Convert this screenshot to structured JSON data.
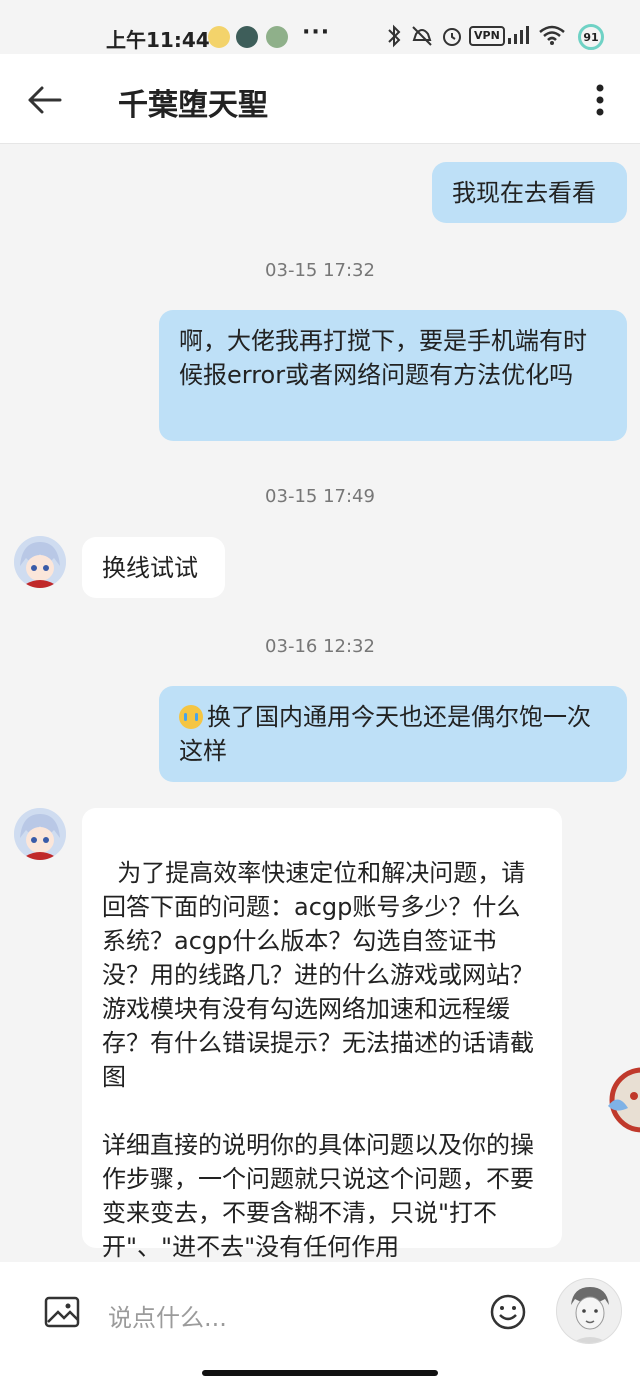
{
  "status_bar": {
    "time": "上午11:44",
    "vpn": "VPN",
    "battery": "91",
    "more": "···"
  },
  "header": {
    "title": "千葉堕天聖"
  },
  "messages": [
    {
      "direction": "out",
      "text": "我现在去看看"
    },
    {
      "timestamp": "03-15 17:32"
    },
    {
      "direction": "out",
      "text": "啊，大佬我再打搅下，要是手机端有时候报error或者网络问题有方法优化吗"
    },
    {
      "timestamp": "03-15 17:49"
    },
    {
      "direction": "in",
      "text": "换线试试"
    },
    {
      "timestamp": "03-16 12:32"
    },
    {
      "direction": "out",
      "emoji": "crying-face",
      "text": "换了国内通用今天也还是偶尔饱一次这样"
    },
    {
      "direction": "in",
      "text": "为了提高效率快速定位和解决问题，请回答下面的问题：acgp账号多少？什么系统？acgp什么版本？勾选自签证书没？用的线路几？进的什么游戏或网站？游戏模块有没有勾选网络加速和远程缓存？有什么错误提示？无法描述的话请截图\n\n详细直接的说明你的具体问题以及你的操作步骤，一个问题就只说这个问题，不要变来变去，不要含糊不清，只说\"打不开\"、\"进不去\"没有任何作用"
    }
  ],
  "input": {
    "placeholder": "说点什么..."
  },
  "colors": {
    "outgoing_bubble": "#bee0f7",
    "incoming_bubble": "#ffffff",
    "background": "#f4f4f4"
  }
}
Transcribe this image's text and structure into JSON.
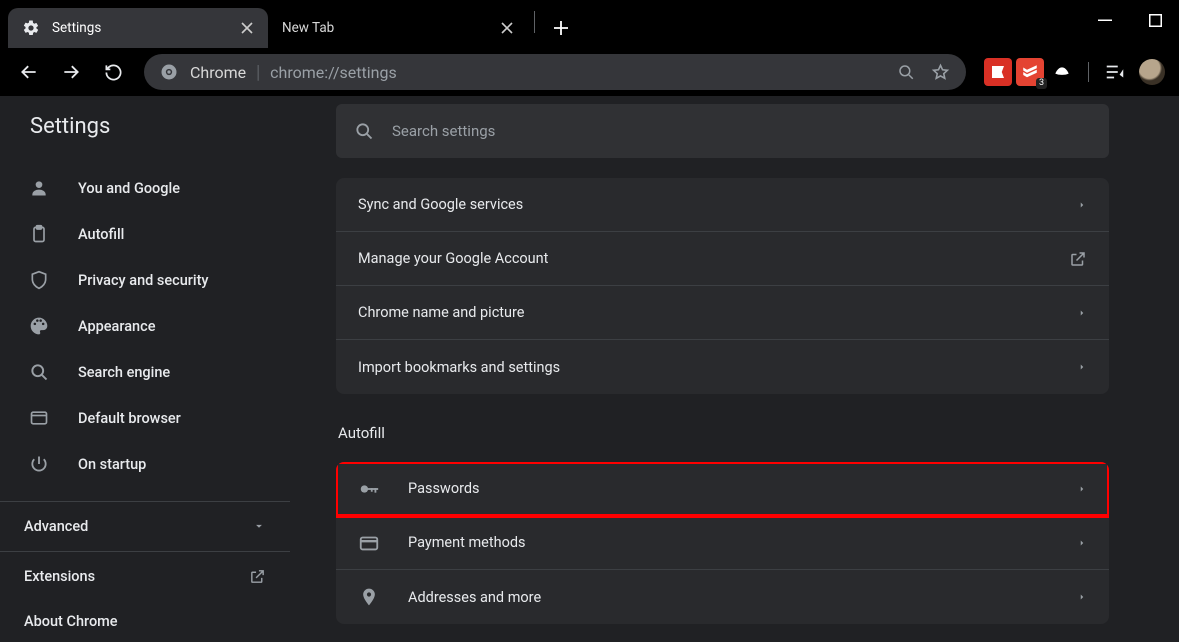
{
  "window": {
    "tabs": [
      {
        "title": "Settings",
        "active": true
      },
      {
        "title": "New Tab",
        "active": false
      }
    ]
  },
  "omnibox": {
    "chip": "Chrome",
    "url": "chrome://settings"
  },
  "extensions": {
    "badge_count": "3"
  },
  "sidebar": {
    "title": "Settings",
    "items": [
      {
        "label": "You and Google",
        "icon": "person"
      },
      {
        "label": "Autofill",
        "icon": "clipboard"
      },
      {
        "label": "Privacy and security",
        "icon": "shield"
      },
      {
        "label": "Appearance",
        "icon": "palette"
      },
      {
        "label": "Search engine",
        "icon": "search"
      },
      {
        "label": "Default browser",
        "icon": "browser"
      },
      {
        "label": "On startup",
        "icon": "power"
      }
    ],
    "advanced": "Advanced",
    "extensions": "Extensions",
    "about": "About Chrome"
  },
  "search": {
    "placeholder": "Search settings"
  },
  "sections": {
    "you_and_google": {
      "rows": [
        {
          "label": "Sync and Google services",
          "trailing": "arrow"
        },
        {
          "label": "Manage your Google Account",
          "trailing": "launch"
        },
        {
          "label": "Chrome name and picture",
          "trailing": "arrow"
        },
        {
          "label": "Import bookmarks and settings",
          "trailing": "arrow"
        }
      ]
    },
    "autofill": {
      "title": "Autofill",
      "rows": [
        {
          "label": "Passwords",
          "icon": "key",
          "highlight": true
        },
        {
          "label": "Payment methods",
          "icon": "card"
        },
        {
          "label": "Addresses and more",
          "icon": "place"
        }
      ]
    }
  }
}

⁂

EXERCISE TASK. Retype each entry precisely. Skip images entirely.

SOLUTION TO THIS TASK.
Convert this screenshot to structured JSON data.
{
  "status_bar": {
    "time": "上午11:44",
    "vpn": "VPN",
    "battery": "91",
    "more": "···"
  },
  "header": {
    "title": "千葉堕天聖"
  },
  "messages": [
    {
      "direction": "out",
      "text": "我现在去看看"
    },
    {
      "timestamp": "03-15 17:32"
    },
    {
      "direction": "out",
      "text": "啊，大佬我再打搅下，要是手机端有时候报error或者网络问题有方法优化吗"
    },
    {
      "timestamp": "03-15 17:49"
    },
    {
      "direction": "in",
      "text": "换线试试"
    },
    {
      "timestamp": "03-16 12:32"
    },
    {
      "direction": "out",
      "emoji": "crying-face",
      "text": "换了国内通用今天也还是偶尔饱一次这样"
    },
    {
      "direction": "in",
      "text": "为了提高效率快速定位和解决问题，请回答下面的问题：acgp账号多少？什么系统？acgp什么版本？勾选自签证书没？用的线路几？进的什么游戏或网站？游戏模块有没有勾选网络加速和远程缓存？有什么错误提示？无法描述的话请截图\n\n详细直接的说明你的具体问题以及你的操作步骤，一个问题就只说这个问题，不要变来变去，不要含糊不清，只说\"打不开\"、\"进不去\"没有任何作用"
    }
  ],
  "input": {
    "placeholder": "说点什么..."
  },
  "colors": {
    "outgoing_bubble": "#bee0f7",
    "incoming_bubble": "#ffffff",
    "background": "#f4f4f4"
  }
}
Transcribe this image's text and structure into JSON.
{
  "window": {
    "tabs": [
      {
        "title": "Settings",
        "active": true
      },
      {
        "title": "New Tab",
        "active": false
      }
    ]
  },
  "omnibox": {
    "chip": "Chrome",
    "url": "chrome://settings"
  },
  "extensions": {
    "badge_count": "3"
  },
  "sidebar": {
    "title": "Settings",
    "items": [
      {
        "label": "You and Google",
        "icon": "person"
      },
      {
        "label": "Autofill",
        "icon": "clipboard"
      },
      {
        "label": "Privacy and security",
        "icon": "shield"
      },
      {
        "label": "Appearance",
        "icon": "palette"
      },
      {
        "label": "Search engine",
        "icon": "search"
      },
      {
        "label": "Default browser",
        "icon": "browser"
      },
      {
        "label": "On startup",
        "icon": "power"
      }
    ],
    "advanced": "Advanced",
    "extensions": "Extensions",
    "about": "About Chrome"
  },
  "search": {
    "placeholder": "Search settings"
  },
  "sections": {
    "you_and_google": {
      "rows": [
        {
          "label": "Sync and Google services",
          "trailing": "arrow"
        },
        {
          "label": "Manage your Google Account",
          "trailing": "launch"
        },
        {
          "label": "Chrome name and picture",
          "trailing": "arrow"
        },
        {
          "label": "Import bookmarks and settings",
          "trailing": "arrow"
        }
      ]
    },
    "autofill": {
      "title": "Autofill",
      "rows": [
        {
          "label": "Passwords",
          "icon": "key",
          "highlight": true
        },
        {
          "label": "Payment methods",
          "icon": "card"
        },
        {
          "label": "Addresses and more",
          "icon": "place"
        }
      ]
    }
  }
}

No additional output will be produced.